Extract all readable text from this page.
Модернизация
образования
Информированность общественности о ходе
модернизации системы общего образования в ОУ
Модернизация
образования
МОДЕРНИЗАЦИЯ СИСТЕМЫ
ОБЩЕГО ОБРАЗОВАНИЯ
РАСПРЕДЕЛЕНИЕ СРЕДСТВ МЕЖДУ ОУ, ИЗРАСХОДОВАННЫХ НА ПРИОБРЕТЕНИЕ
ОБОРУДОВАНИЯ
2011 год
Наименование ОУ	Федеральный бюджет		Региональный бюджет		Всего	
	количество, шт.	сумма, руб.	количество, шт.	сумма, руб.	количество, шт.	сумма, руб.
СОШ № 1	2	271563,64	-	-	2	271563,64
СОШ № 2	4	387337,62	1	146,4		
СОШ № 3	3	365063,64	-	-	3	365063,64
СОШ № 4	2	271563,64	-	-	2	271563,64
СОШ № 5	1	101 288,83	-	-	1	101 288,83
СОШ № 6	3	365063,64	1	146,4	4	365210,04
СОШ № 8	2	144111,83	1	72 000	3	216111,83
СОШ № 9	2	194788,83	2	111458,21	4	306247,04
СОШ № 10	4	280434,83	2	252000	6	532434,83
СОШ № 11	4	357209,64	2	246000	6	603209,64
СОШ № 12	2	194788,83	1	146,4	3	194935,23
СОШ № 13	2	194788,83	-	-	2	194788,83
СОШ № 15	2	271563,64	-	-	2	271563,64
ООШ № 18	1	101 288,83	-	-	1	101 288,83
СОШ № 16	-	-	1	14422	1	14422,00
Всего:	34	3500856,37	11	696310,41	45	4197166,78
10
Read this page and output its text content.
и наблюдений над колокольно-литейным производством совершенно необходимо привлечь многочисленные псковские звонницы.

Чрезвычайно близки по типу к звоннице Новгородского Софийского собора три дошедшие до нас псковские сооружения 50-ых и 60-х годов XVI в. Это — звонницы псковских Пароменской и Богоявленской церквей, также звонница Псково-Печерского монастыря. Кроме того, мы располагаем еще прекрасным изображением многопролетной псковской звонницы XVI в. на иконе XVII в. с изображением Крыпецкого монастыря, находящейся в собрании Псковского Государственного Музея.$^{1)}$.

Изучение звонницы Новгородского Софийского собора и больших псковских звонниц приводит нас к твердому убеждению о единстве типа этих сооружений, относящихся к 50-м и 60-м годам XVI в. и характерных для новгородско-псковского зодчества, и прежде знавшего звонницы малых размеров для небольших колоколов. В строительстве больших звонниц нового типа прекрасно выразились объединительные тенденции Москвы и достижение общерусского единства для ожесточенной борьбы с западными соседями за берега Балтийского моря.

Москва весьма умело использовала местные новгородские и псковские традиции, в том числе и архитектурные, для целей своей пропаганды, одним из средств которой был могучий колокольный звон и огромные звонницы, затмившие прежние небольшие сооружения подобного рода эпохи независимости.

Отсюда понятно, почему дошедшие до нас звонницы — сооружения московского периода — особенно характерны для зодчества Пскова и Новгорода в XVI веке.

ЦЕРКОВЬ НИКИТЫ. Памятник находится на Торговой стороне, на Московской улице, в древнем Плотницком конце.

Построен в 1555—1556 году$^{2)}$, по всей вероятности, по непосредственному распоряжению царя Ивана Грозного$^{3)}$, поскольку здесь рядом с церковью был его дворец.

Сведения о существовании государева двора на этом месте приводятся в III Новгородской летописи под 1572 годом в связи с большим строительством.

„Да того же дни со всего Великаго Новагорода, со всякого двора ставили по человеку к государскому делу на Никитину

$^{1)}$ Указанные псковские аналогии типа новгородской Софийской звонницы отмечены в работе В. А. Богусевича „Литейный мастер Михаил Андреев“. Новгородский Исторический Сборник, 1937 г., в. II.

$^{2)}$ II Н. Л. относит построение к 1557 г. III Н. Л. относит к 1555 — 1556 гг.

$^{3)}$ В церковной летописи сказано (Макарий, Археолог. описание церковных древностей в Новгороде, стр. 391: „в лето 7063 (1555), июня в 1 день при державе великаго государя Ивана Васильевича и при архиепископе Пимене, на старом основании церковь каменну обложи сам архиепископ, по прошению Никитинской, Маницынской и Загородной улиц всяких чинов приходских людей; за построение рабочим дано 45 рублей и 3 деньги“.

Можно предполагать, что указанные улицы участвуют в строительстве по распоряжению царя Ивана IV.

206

**Requirements:**
Give the listing above again, word for word.

**Task output:**
Extract all readable text from this page.
Модернизация
образования
Информированность общественности о ходе
модернизации системы общего образования в ОУ
Модернизация
образования
МОДЕРНИЗАЦИЯ СИСТЕМЫ
ОБЩЕГО ОБРАЗОВАНИЯ
РАСПРЕДЕЛЕНИЕ СРЕДСТВ МЕЖДУ ОУ, ИЗРАСХОДОВАННЫХ НА ПРИОБРЕТЕНИЕ
ОБОРУДОВАНИЯ
2011 год
Наименование ОУ	Федеральный бюджет		Региональный бюджет		Всего	
	количество, шт.	сумма, руб.	количество, шт.	сумма, руб.	количество, шт.	сумма, руб.
СОШ № 1	2	271563,64	-	-	2	271563,64
СОШ № 2	4	387337,62	1	146,4		
СОШ № 3	3	365063,64	-	-	3	365063,64
СОШ № 4	2	271563,64	-	-	2	271563,64
СОШ № 5	1	101 288,83	-	-	1	101 288,83
СОШ № 6	3	365063,64	1	146,4	4	365210,04
СОШ № 8	2	144111,83	1	72 000	3	216111,83
СОШ № 9	2	194788,83	2	111458,21	4	306247,04
СОШ № 10	4	280434,83	2	252000	6	532434,83
СОШ № 11	4	357209,64	2	246000	6	603209,64
СОШ № 12	2	194788,83	1	146,4	3	194935,23
СОШ № 13	2	194788,83	-	-	2	194788,83
СОШ № 15	2	271563,64	-	-	2	271563,64
ООШ № 18	1	101 288,83	-	-	1	101 288,83
СОШ № 16	-	-	1	14422	1	14422,00
Всего:	34	3500856,37	11	696310,41	45	4197166,78
10
Read this page and output its text content.
и наблюдений над колокольно-литейным производством совершенно необходимо привлечь многочисленные псковские звонницы.

Чрезвычайно близки по типу к звоннице Новгородского Софийского собора три дошедшие до нас псковские сооружения 50-ых и 60-х годов XVI в. Это — звонницы псковских Пароменской и Богоявленской церквей, также звонница Псково-Печерского монастыря. Кроме того, мы располагаем еще прекрасным изображением многопролетной псковской звонницы XVI в. на иконе XVII в. с изображением Крыпецкого монастыря, находящейся в собрании Псковского Государственного Музея.$^{1)}$.

Изучение звонницы Новгородского Софийского собора и больших псковских звонниц приводит нас к твердому убеждению о единстве типа этих сооружений, относящихся к 50-м и 60-м годам XVI в. и характерных для новгородско-псковского зодчества, и прежде знавшего звонницы малых размеров для небольших колоколов. В строительстве больших звонниц нового типа прекрасно выразились объединительные тенденции Москвы и достижение общерусского единства для ожесточенной борьбы с западными соседями за берега Балтийского моря.

Москва весьма умело использовала местные новгородские и псковские традиции, в том числе и архитектурные, для целей своей пропаганды, одним из средств которой был могучий колокольный звон и огромные звонницы, затмившие прежние небольшие сооружения подобного рода эпохи независимости.

Отсюда понятно, почему дошедшие до нас звонницы — сооружения московского периода — особенно характерны для зодчества Пскова и Новгорода в XVI веке.

ЦЕРКОВЬ НИКИТЫ. Памятник находится на Торговой стороне, на Московской улице, в древнем Плотницком конце.

Построен в 1555—1556 году$^{2)}$, по всей вероятности, по непосредственному распоряжению царя Ивана Грозного$^{3)}$, поскольку здесь рядом с церковью был его дворец.

Сведения о существовании государева двора на этом месте приводятся в III Новгородской летописи под 1572 годом в связи с большим строительством.

„Да того же дни со всего Великаго Новагорода, со всякого двора ставили по человеку к государскому делу на Никитину

$^{1)}$ Указанные псковские аналогии типа новгородской Софийской звонницы отмечены в работе В. А. Богусевича „Литейный мастер Михаил Андреев“. Новгородский Исторический Сборник, 1937 г., в. II.

$^{2)}$ II Н. Л. относит построение к 1557 г. III Н. Л. относит к 1555 — 1556 гг.

$^{3)}$ В церковной летописи сказано (Макарий, Археолог. описание церковных древностей в Новгороде, стр. 391: „в лето 7063 (1555), июня в 1 день при державе великаго государя Ивана Васильевича и при архиепископе Пимене, на старом основании церковь каменну обложи сам архиепископ, по прошению Никитинской, Маницынской и Загородной улиц всяких чинов приходских людей; за построение рабочим дано 45 рублей и 3 деньги“.

Можно предполагать, что указанные улицы участвуют в строительстве по распоряжению царя Ивана IV.

206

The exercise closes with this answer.